DATA ENTRIES ::

• • •

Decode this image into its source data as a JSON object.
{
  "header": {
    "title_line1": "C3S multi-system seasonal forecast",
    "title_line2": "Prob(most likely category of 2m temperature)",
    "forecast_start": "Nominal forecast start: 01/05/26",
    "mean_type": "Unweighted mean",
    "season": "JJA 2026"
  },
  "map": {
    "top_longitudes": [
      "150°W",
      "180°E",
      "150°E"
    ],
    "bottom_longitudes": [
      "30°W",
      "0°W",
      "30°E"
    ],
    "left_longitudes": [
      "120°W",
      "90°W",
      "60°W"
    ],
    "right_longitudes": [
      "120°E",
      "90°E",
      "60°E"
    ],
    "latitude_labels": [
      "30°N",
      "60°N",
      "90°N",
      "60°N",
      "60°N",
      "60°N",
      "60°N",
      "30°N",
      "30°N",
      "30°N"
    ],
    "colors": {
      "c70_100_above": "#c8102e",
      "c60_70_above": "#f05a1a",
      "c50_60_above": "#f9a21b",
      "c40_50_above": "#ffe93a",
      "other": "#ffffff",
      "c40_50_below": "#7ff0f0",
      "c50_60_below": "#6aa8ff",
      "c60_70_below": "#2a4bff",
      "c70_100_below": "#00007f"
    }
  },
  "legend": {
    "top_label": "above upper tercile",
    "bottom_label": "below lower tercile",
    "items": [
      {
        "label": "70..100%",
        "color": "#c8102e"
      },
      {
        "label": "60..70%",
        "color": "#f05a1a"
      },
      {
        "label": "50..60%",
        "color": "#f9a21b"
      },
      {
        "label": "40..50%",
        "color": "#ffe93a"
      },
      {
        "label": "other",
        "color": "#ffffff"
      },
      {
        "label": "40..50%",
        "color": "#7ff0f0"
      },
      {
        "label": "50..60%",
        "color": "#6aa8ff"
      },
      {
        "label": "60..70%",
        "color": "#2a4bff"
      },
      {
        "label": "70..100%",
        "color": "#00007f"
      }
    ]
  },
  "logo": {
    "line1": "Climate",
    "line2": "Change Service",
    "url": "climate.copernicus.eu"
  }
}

• • •

WHAT IS EXPECTED ::
Gather all the lines that include the word "tercile" and copy them out.

WORKED ANSWER ::
    "top_label": "above upper tercile",
    "bottom_label": "below lower tercile",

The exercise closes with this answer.